• _Task input_
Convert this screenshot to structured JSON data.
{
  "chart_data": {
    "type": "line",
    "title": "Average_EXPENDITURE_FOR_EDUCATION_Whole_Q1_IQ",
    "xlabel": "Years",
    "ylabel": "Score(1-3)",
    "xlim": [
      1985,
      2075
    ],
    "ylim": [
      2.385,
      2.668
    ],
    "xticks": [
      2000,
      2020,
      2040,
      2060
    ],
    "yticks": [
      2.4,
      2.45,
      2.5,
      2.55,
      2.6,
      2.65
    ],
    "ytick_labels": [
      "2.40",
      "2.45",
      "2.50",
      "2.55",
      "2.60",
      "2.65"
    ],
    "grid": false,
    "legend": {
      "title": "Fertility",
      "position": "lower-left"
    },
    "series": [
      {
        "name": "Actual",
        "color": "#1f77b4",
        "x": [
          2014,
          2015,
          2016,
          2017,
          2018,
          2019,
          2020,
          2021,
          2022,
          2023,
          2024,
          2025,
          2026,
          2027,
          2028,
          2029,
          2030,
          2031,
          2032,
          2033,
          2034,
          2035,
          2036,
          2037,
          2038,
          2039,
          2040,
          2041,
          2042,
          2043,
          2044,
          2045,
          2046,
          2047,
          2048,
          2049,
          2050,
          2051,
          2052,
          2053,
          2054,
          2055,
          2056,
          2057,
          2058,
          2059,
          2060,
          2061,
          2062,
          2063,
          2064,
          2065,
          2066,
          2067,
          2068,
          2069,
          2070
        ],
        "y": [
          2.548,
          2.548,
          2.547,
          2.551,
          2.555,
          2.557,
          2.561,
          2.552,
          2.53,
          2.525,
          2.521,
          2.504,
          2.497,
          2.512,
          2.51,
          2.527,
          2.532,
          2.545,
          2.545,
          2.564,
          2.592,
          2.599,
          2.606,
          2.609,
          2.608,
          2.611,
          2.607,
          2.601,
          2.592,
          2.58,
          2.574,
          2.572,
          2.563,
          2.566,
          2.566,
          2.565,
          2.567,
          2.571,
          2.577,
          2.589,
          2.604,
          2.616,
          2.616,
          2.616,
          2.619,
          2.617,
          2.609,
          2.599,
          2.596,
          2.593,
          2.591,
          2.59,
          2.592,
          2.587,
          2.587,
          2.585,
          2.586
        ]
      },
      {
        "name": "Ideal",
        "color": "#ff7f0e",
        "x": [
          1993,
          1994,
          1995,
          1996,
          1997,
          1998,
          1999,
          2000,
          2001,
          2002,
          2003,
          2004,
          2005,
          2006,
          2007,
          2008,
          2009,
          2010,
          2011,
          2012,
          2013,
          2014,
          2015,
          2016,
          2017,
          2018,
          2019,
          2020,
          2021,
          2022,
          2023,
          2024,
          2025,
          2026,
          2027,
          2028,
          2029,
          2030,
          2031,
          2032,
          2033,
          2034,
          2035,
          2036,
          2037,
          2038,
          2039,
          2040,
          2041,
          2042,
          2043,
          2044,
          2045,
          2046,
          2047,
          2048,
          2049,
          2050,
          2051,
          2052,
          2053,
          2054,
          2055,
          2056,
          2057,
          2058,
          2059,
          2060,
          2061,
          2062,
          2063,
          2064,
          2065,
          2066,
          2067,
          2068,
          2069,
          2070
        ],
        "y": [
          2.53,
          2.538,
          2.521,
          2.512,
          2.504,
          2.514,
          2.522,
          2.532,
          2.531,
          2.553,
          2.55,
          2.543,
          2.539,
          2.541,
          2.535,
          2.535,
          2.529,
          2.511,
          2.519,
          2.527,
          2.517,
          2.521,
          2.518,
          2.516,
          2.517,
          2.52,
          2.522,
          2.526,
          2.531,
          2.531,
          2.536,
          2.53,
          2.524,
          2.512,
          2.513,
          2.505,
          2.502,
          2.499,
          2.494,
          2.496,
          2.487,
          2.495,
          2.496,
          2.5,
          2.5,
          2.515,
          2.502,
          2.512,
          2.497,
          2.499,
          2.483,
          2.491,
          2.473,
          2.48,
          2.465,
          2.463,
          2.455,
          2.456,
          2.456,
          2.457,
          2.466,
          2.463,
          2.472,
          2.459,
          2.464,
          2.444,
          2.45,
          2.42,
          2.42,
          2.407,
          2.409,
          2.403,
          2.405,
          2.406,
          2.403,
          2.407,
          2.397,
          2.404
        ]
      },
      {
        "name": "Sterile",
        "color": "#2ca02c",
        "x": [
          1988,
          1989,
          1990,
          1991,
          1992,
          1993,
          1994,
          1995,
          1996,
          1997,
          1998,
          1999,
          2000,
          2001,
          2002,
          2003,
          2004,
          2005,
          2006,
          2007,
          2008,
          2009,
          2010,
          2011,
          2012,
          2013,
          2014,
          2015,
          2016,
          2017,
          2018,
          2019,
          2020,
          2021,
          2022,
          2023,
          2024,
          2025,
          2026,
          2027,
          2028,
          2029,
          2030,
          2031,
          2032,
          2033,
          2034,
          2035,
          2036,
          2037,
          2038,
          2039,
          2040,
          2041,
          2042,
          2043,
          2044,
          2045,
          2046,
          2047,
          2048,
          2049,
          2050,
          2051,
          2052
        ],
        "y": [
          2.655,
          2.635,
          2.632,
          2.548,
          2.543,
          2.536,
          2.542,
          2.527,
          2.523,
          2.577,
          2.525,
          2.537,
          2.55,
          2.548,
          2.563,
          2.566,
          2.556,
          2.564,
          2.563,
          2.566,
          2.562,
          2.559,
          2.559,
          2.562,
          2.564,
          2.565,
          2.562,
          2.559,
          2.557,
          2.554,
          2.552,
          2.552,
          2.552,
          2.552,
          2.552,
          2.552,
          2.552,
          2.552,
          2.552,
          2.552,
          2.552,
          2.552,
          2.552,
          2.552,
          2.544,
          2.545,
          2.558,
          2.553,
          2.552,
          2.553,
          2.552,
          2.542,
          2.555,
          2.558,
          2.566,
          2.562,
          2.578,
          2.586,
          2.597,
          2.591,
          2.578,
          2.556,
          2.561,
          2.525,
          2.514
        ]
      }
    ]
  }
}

• _What is expected_
Say how many lines in the listing above include "name". Give nothing but the number.

• _Task result_
3